Output every record word for word.

-------- Exercise data --------

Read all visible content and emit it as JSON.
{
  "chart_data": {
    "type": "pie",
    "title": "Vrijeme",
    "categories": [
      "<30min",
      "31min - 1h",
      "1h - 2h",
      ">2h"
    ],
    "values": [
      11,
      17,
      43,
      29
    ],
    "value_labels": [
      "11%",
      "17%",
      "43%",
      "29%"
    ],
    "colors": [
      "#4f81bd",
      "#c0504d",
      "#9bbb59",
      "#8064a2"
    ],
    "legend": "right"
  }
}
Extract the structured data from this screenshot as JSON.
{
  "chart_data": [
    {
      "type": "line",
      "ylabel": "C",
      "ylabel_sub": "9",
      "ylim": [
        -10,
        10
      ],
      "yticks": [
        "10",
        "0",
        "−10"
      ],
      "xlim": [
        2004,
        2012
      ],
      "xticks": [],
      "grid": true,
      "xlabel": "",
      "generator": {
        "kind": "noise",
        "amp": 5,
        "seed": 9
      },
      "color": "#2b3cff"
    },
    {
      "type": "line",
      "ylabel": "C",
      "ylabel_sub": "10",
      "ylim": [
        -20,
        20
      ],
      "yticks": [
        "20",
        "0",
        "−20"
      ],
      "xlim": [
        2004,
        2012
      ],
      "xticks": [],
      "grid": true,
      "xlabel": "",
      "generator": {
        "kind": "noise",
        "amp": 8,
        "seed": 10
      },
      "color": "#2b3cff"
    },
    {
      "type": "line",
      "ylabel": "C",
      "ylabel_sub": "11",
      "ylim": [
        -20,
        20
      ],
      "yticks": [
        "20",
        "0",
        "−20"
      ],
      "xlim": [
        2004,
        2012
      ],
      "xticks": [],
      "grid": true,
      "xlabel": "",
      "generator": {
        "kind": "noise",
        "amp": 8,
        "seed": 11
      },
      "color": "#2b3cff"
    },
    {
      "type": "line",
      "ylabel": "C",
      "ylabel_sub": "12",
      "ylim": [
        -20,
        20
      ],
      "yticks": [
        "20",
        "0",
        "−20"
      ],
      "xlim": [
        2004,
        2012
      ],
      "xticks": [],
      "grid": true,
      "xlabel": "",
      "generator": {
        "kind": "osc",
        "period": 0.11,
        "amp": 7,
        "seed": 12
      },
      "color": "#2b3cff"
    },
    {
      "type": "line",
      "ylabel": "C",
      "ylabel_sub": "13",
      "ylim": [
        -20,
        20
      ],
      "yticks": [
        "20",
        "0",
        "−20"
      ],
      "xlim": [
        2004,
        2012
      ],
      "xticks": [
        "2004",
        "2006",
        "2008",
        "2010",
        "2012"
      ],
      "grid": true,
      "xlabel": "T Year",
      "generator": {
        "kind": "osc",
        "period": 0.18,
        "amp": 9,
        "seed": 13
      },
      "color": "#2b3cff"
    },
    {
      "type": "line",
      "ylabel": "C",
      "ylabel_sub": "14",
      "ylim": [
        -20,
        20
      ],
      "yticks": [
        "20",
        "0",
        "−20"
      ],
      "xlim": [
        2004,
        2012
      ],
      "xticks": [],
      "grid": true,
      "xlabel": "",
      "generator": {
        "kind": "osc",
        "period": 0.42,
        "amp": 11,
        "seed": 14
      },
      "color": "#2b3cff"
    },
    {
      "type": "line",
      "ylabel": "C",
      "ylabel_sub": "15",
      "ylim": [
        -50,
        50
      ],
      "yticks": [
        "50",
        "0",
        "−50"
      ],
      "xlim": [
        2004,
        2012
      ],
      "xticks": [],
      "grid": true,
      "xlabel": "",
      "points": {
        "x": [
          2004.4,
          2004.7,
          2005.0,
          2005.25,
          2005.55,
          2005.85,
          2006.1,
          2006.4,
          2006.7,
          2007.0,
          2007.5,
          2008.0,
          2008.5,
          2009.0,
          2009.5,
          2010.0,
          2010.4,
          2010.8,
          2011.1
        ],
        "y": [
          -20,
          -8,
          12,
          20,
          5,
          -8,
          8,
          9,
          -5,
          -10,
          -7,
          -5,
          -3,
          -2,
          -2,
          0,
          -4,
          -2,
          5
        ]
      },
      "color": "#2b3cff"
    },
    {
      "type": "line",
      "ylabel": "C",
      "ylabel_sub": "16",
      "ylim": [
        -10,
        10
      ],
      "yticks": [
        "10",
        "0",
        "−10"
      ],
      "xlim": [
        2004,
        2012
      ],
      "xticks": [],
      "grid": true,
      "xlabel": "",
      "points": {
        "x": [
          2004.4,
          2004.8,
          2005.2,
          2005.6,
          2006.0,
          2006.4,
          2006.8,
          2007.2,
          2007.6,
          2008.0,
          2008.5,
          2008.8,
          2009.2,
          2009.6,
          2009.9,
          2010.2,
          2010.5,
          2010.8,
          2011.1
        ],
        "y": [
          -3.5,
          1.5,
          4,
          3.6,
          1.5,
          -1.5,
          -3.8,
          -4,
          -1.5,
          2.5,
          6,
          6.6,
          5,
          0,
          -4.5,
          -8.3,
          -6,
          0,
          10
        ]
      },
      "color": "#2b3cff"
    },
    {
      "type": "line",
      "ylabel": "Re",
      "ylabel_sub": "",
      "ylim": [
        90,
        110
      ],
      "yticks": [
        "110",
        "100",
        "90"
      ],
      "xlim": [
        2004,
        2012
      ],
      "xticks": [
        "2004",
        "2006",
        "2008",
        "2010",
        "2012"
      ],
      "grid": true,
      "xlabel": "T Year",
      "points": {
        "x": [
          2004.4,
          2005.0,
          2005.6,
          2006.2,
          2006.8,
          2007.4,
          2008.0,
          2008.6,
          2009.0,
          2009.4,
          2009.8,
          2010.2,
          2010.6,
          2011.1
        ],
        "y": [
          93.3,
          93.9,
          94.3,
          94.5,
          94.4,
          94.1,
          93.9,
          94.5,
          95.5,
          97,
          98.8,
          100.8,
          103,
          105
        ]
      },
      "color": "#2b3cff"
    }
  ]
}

--------

_Result of the exercise_.
Read all visible content and emit it as JSON.
{
  "chart_data": {
    "type": "pie",
    "title": "Vrijeme",
    "categories": [
      "<30min",
      "31min - 1h",
      "1h - 2h",
      ">2h"
    ],
    "values": [
      11,
      17,
      43,
      29
    ],
    "value_labels": [
      "11%",
      "17%",
      "43%",
      "29%"
    ],
    "colors": [
      "#4f81bd",
      "#c0504d",
      "#9bbb59",
      "#8064a2"
    ],
    "legend": "right"
  }
}
Extract the structured data from this screenshot as JSON.
{
  "chart_data": [
    {
      "type": "line",
      "ylabel": "C",
      "ylabel_sub": "9",
      "ylim": [
        -10,
        10
      ],
      "yticks": [
        "10",
        "0",
        "−10"
      ],
      "xlim": [
        2004,
        2012
      ],
      "xticks": [],
      "grid": true,
      "xlabel": "",
      "generator": {
        "kind": "noise",
        "amp": 5,
        "seed": 9
      },
      "color": "#2b3cff"
    },
    {
      "type": "line",
      "ylabel": "C",
      "ylabel_sub": "10",
      "ylim": [
        -20,
        20
      ],
      "yticks": [
        "20",
        "0",
        "−20"
      ],
      "xlim": [
        2004,
        2012
      ],
      "xticks": [],
      "grid": true,
      "xlabel": "",
      "generator": {
        "kind": "noise",
        "amp": 8,
        "seed": 10
      },
      "color": "#2b3cff"
    },
    {
      "type": "line",
      "ylabel": "C",
      "ylabel_sub": "11",
      "ylim": [
        -20,
        20
      ],
      "yticks": [
        "20",
        "0",
        "−20"
      ],
      "xlim": [
        2004,
        2012
      ],
      "xticks": [],
      "grid": true,
      "xlabel": "",
      "generator": {
        "kind": "noise",
        "amp": 8,
        "seed": 11
      },
      "color": "#2b3cff"
    },
    {
      "type": "line",
      "ylabel": "C",
      "ylabel_sub": "12",
      "ylim": [
        -20,
        20
      ],
      "yticks": [
        "20",
        "0",
        "−20"
      ],
      "xlim": [
        2004,
        2012
      ],
      "xticks": [],
      "grid": true,
      "xlabel": "",
      "generator": {
        "kind": "osc",
        "period": 0.11,
        "amp": 7,
        "seed": 12
      },
      "color": "#2b3cff"
    },
    {
      "type": "line",
      "ylabel": "C",
      "ylabel_sub": "13",
      "ylim": [
        -20,
        20
      ],
      "yticks": [
        "20",
        "0",
        "−20"
      ],
      "xlim": [
        2004,
        2012
      ],
      "xticks": [
        "2004",
        "2006",
        "2008",
        "2010",
        "2012"
      ],
      "grid": true,
      "xlabel": "T Year",
      "generator": {
        "kind": "osc",
        "period": 0.18,
        "amp": 9,
        "seed": 13
      },
      "color": "#2b3cff"
    },
    {
      "type": "line",
      "ylabel": "C",
      "ylabel_sub": "14",
      "ylim": [
        -20,
        20
      ],
      "yticks": [
        "20",
        "0",
        "−20"
      ],
      "xlim": [
        2004,
        2012
      ],
      "xticks": [],
      "grid": true,
      "xlabel": "",
      "generator": {
        "kind": "osc",
        "period": 0.42,
        "amp": 11,
        "seed": 14
      },
      "color": "#2b3cff"
    },
    {
      "type": "line",
      "ylabel": "C",
      "ylabel_sub": "15",
      "ylim": [
        -50,
        50
      ],
      "yticks": [
        "50",
        "0",
        "−50"
      ],
      "xlim": [
        2004,
        2012
      ],
      "xticks": [],
      "grid": true,
      "xlabel": "",
      "points": {
        "x": [
          2004.4,
          2004.7,
          2005.0,
          2005.25,
          2005.55,
          2005.85,
          2006.1,
          2006.4,
          2006.7,
          2007.0,
          2007.5,
          2008.0,
          2008.5,
          2009.0,
          2009.5,
          2010.0,
          2010.4,
          2010.8,
          2011.1
        ],
        "y": [
          -20,
          -8,
          12,
          20,
          5,
          -8,
          8,
          9,
          -5,
          -10,
          -7,
          -5,
          -3,
          -2,
          -2,
          0,
          -4,
          -2,
          5
        ]
      },
      "color": "#2b3cff"
    },
    {
      "type": "line",
      "ylabel": "C",
      "ylabel_sub": "16",
      "ylim": [
        -10,
        10
      ],
      "yticks": [
        "10",
        "0",
        "−10"
      ],
      "xlim": [
        2004,
        2012
      ],
      "xticks": [],
      "grid": true,
      "xlabel": "",
      "points": {
        "x": [
          2004.4,
          2004.8,
          2005.2,
          2005.6,
          2006.0,
          2006.4,
          2006.8,
          2007.2,
          2007.6,
          2008.0,
          2008.5,
          2008.8,
          2009.2,
          2009.6,
          2009.9,
          2010.2,
          2010.5,
          2010.8,
          2011.1
        ],
        "y": [
          -3.5,
          1.5,
          4,
          3.6,
          1.5,
          -1.5,
          -3.8,
          -4,
          -1.5,
          2.5,
          6,
          6.6,
          5,
          0,
          -4.5,
          -8.3,
          -6,
          0,
          10
        ]
      },
      "color": "#2b3cff"
    },
    {
      "type": "line",
      "ylabel": "Re",
      "ylabel_sub": "",
      "ylim": [
        90,
        110
      ],
      "yticks": [
        "110",
        "100",
        "90"
      ],
      "xlim": [
        2004,
        2012
      ],
      "xticks": [
        "2004",
        "2006",
        "2008",
        "2010",
        "2012"
      ],
      "grid": true,
      "xlabel": "T Year",
      "points": {
        "x": [
          2004.4,
          2005.0,
          2005.6,
          2006.2,
          2006.8,
          2007.4,
          2008.0,
          2008.6,
          2009.0,
          2009.4,
          2009.8,
          2010.2,
          2010.6,
          2011.1
        ],
        "y": [
          93.3,
          93.9,
          94.3,
          94.5,
          94.4,
          94.1,
          93.9,
          94.5,
          95.5,
          97,
          98.8,
          100.8,
          103,
          105
        ]
      },
      "color": "#2b3cff"
    }
  ]
}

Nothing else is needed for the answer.